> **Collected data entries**
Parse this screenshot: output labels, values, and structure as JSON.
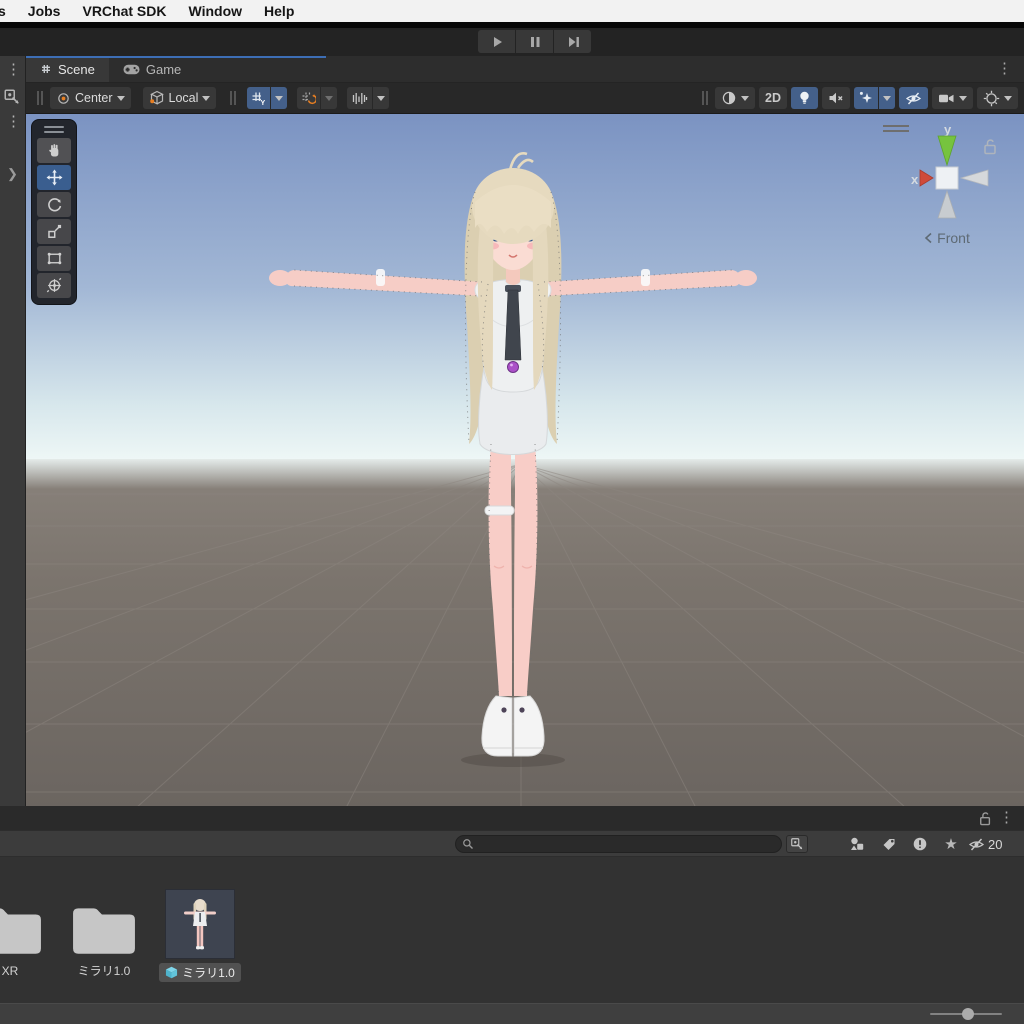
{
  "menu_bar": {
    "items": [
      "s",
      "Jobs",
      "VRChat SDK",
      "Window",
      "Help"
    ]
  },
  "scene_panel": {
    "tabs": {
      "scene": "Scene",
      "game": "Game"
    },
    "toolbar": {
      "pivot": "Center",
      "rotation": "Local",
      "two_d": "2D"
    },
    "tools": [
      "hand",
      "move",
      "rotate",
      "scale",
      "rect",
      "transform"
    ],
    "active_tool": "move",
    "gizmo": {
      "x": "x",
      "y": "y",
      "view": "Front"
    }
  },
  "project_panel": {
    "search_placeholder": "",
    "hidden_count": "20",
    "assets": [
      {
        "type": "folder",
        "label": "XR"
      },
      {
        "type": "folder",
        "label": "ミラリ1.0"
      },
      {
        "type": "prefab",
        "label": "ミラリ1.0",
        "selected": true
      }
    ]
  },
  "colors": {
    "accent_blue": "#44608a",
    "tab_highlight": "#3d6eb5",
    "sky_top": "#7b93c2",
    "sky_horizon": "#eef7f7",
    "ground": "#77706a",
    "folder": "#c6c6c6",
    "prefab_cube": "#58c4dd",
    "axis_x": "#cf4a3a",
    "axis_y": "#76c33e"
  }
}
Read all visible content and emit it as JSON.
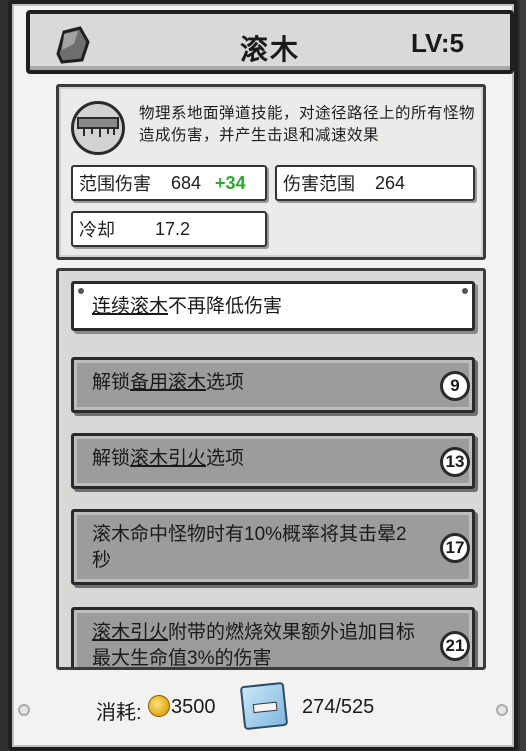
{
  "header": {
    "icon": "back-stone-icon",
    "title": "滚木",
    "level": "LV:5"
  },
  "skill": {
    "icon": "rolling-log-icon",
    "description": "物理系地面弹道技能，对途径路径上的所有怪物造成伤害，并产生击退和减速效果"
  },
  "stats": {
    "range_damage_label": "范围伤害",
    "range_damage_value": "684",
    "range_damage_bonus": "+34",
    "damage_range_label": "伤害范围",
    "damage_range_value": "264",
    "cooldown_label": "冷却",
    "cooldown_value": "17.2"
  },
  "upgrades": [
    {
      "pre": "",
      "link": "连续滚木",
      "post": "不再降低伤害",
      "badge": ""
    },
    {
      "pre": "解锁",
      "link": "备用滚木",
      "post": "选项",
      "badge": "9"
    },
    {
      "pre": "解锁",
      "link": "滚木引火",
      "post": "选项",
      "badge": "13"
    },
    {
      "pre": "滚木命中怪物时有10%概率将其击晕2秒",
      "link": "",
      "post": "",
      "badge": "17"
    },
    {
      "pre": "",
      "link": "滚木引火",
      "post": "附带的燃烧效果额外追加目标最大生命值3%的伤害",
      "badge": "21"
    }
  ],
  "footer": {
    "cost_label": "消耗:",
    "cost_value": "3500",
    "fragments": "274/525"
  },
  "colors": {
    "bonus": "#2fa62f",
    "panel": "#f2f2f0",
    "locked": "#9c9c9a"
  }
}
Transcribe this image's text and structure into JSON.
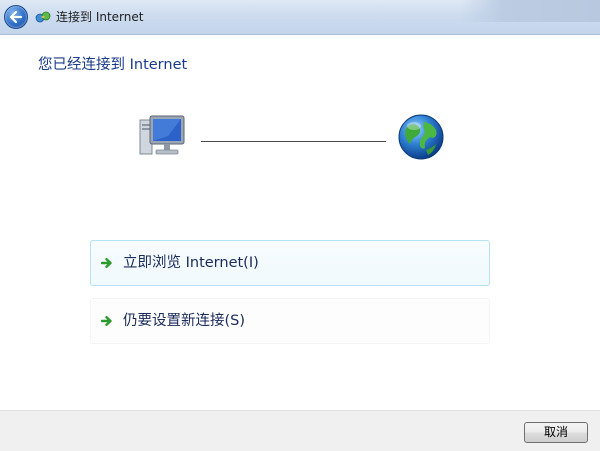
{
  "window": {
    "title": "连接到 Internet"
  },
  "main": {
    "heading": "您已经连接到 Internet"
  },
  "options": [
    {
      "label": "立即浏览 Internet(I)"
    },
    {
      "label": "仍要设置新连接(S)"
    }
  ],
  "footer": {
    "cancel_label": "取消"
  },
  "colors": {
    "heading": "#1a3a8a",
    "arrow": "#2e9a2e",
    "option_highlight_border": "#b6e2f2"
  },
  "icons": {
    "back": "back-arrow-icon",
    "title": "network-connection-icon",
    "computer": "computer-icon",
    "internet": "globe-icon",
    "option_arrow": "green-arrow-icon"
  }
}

> **What you have to do**
Copy exactly the lines from the line containing "Transcribe this image's" through the last line of the records, both included, and omit every picture.

> **Output below**
Transcribe this image's text and structure into JSON.
{
  "window": {
    "title": "连接到 Internet"
  },
  "main": {
    "heading": "您已经连接到 Internet"
  },
  "options": [
    {
      "label": "立即浏览 Internet(I)"
    },
    {
      "label": "仍要设置新连接(S)"
    }
  ],
  "footer": {
    "cancel_label": "取消"
  },
  "colors": {
    "heading": "#1a3a8a",
    "arrow": "#2e9a2e",
    "option_highlight_border": "#b6e2f2"
  },
  "icons": {
    "back": "back-arrow-icon",
    "title": "network-connection-icon",
    "computer": "computer-icon",
    "internet": "globe-icon",
    "option_arrow": "green-arrow-icon"
  }
}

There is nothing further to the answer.